EXERCISE TASK: Reproduce all entries verbatim, with nothing added or dropped.

DATA PROVIDED:
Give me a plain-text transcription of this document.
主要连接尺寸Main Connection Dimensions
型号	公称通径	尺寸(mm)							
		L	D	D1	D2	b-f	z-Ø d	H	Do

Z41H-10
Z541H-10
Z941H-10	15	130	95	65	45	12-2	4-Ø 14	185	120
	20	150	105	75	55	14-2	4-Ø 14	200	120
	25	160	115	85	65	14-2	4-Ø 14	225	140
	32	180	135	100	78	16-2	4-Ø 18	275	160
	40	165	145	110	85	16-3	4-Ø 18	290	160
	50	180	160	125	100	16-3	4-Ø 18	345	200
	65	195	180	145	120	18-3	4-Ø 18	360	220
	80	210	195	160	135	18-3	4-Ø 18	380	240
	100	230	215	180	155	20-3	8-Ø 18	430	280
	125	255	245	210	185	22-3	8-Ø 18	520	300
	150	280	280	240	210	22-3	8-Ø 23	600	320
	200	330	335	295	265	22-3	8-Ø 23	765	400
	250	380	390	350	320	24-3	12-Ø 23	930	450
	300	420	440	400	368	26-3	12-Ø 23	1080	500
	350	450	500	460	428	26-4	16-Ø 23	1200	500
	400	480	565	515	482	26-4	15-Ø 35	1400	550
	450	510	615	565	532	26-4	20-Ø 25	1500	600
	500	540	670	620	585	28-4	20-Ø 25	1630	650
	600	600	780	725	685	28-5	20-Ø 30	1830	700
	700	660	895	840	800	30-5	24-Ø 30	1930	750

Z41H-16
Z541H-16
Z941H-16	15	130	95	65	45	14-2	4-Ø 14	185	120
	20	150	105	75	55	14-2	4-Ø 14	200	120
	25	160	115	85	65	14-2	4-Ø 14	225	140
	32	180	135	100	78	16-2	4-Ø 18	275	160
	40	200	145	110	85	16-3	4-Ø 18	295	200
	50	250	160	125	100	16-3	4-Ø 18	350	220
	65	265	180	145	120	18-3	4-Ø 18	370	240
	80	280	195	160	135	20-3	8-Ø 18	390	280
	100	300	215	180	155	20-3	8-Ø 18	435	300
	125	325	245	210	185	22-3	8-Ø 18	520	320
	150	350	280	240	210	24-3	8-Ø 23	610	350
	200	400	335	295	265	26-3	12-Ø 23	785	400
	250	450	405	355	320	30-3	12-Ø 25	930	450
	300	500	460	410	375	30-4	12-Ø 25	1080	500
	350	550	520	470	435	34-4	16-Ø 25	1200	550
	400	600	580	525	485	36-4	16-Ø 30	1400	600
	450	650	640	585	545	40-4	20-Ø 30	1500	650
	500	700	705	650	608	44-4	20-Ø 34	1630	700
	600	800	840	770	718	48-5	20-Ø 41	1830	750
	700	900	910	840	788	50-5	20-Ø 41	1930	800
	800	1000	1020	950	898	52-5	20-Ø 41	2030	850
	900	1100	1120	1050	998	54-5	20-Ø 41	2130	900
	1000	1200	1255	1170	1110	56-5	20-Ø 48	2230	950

ANSWER TO THE TASK:
Give me a plain-text transcription of this document.
主要连接尺寸Main Connection Dimensions
型号	公称通径	尺寸(mm)							
		L	D	D1	D2	b-f	z-Ø d	H	Do

Z41H-10
Z541H-10
Z941H-10	15	130	95	65	45	12-2	4-Ø 14	185	120
	20	150	105	75	55	14-2	4-Ø 14	200	120
	25	160	115	85	65	14-2	4-Ø 14	225	140
	32	180	135	100	78	16-2	4-Ø 18	275	160
	40	165	145	110	85	16-3	4-Ø 18	290	160
	50	180	160	125	100	16-3	4-Ø 18	345	200
	65	195	180	145	120	18-3	4-Ø 18	360	220
	80	210	195	160	135	18-3	4-Ø 18	380	240
	100	230	215	180	155	20-3	8-Ø 18	430	280
	125	255	245	210	185	22-3	8-Ø 18	520	300
	150	280	280	240	210	22-3	8-Ø 23	600	320
	200	330	335	295	265	22-3	8-Ø 23	765	400
	250	380	390	350	320	24-3	12-Ø 23	930	450
	300	420	440	400	368	26-3	12-Ø 23	1080	500
	350	450	500	460	428	26-4	16-Ø 23	1200	500
	400	480	565	515	482	26-4	15-Ø 35	1400	550
	450	510	615	565	532	26-4	20-Ø 25	1500	600
	500	540	670	620	585	28-4	20-Ø 25	1630	650
	600	600	780	725	685	28-5	20-Ø 30	1830	700
	700	660	895	840	800	30-5	24-Ø 30	1930	750

Z41H-16
Z541H-16
Z941H-16	15	130	95	65	45	14-2	4-Ø 14	185	120
	20	150	105	75	55	14-2	4-Ø 14	200	120
	25	160	115	85	65	14-2	4-Ø 14	225	140
	32	180	135	100	78	16-2	4-Ø 18	275	160
	40	200	145	110	85	16-3	4-Ø 18	295	200
	50	250	160	125	100	16-3	4-Ø 18	350	220
	65	265	180	145	120	18-3	4-Ø 18	370	240
	80	280	195	160	135	20-3	8-Ø 18	390	280
	100	300	215	180	155	20-3	8-Ø 18	435	300
	125	325	245	210	185	22-3	8-Ø 18	520	320
	150	350	280	240	210	24-3	8-Ø 23	610	350
	200	400	335	295	265	26-3	12-Ø 23	785	400
	250	450	405	355	320	30-3	12-Ø 25	930	450
	300	500	460	410	375	30-4	12-Ø 25	1080	500
	350	550	520	470	435	34-4	16-Ø 25	1200	550
	400	600	580	525	485	36-4	16-Ø 30	1400	600
	450	650	640	585	545	40-4	20-Ø 30	1500	650
	500	700	705	650	608	44-4	20-Ø 34	1630	700
	600	800	840	770	718	48-5	20-Ø 41	1830	750
	700	900	910	840	788	50-5	20-Ø 41	1930	800
	800	1000	1020	950	898	52-5	20-Ø 41	2030	850
	900	1100	1120	1050	998	54-5	20-Ø 41	2130	900
	1000	1200	1255	1170	1110	56-5	20-Ø 48	2230	950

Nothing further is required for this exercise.